__Exercise__.
Copy every line of the data exactly, leaving nothing out.

[start Dataset extract]

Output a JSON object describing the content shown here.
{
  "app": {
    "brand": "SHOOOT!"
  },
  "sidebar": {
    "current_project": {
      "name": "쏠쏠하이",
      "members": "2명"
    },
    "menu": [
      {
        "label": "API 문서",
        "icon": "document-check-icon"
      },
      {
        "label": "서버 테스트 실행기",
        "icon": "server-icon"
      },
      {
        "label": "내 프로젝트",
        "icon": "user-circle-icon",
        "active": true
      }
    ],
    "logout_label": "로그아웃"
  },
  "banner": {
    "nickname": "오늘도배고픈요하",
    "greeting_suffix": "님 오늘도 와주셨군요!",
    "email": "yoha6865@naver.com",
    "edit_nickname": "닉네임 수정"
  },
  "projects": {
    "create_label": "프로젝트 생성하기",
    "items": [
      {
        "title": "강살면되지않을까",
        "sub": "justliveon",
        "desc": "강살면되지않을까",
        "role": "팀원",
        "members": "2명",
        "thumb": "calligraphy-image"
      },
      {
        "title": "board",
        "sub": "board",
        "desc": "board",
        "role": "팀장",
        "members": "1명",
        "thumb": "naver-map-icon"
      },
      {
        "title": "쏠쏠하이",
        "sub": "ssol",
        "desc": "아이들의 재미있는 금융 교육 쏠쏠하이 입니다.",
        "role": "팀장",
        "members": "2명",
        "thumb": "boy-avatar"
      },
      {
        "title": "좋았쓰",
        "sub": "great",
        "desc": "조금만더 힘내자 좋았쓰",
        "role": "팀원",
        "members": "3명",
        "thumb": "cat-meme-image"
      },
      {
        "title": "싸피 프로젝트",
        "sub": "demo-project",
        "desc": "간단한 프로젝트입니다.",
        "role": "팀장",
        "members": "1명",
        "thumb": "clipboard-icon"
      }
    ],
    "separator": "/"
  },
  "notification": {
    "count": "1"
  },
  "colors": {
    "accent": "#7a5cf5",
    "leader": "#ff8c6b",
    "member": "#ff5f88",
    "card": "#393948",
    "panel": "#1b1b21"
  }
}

[end Dataset extract]

__Expected answer__.
Output a JSON object describing the content shown here.
{
  "app": {
    "brand": "SHOOOT!"
  },
  "sidebar": {
    "current_project": {
      "name": "쏠쏠하이",
      "members": "2명"
    },
    "menu": [
      {
        "label": "API 문서",
        "icon": "document-check-icon"
      },
      {
        "label": "서버 테스트 실행기",
        "icon": "server-icon"
      },
      {
        "label": "내 프로젝트",
        "icon": "user-circle-icon",
        "active": true
      }
    ],
    "logout_label": "로그아웃"
  },
  "banner": {
    "nickname": "오늘도배고픈요하",
    "greeting_suffix": "님 오늘도 와주셨군요!",
    "email": "yoha6865@naver.com",
    "edit_nickname": "닉네임 수정"
  },
  "projects": {
    "create_label": "프로젝트 생성하기",
    "items": [
      {
        "title": "강살면되지않을까",
        "sub": "justliveon",
        "desc": "강살면되지않을까",
        "role": "팀원",
        "members": "2명",
        "thumb": "calligraphy-image"
      },
      {
        "title": "board",
        "sub": "board",
        "desc": "board",
        "role": "팀장",
        "members": "1명",
        "thumb": "naver-map-icon"
      },
      {
        "title": "쏠쏠하이",
        "sub": "ssol",
        "desc": "아이들의 재미있는 금융 교육 쏠쏠하이 입니다.",
        "role": "팀장",
        "members": "2명",
        "thumb": "boy-avatar"
      },
      {
        "title": "좋았쓰",
        "sub": "great",
        "desc": "조금만더 힘내자 좋았쓰",
        "role": "팀원",
        "members": "3명",
        "thumb": "cat-meme-image"
      },
      {
        "title": "싸피 프로젝트",
        "sub": "demo-project",
        "desc": "간단한 프로젝트입니다.",
        "role": "팀장",
        "members": "1명",
        "thumb": "clipboard-icon"
      }
    ],
    "separator": "/"
  },
  "notification": {
    "count": "1"
  },
  "colors": {
    "accent": "#7a5cf5",
    "leader": "#ff8c6b",
    "member": "#ff5f88",
    "card": "#393948",
    "panel": "#1b1b21"
  }
}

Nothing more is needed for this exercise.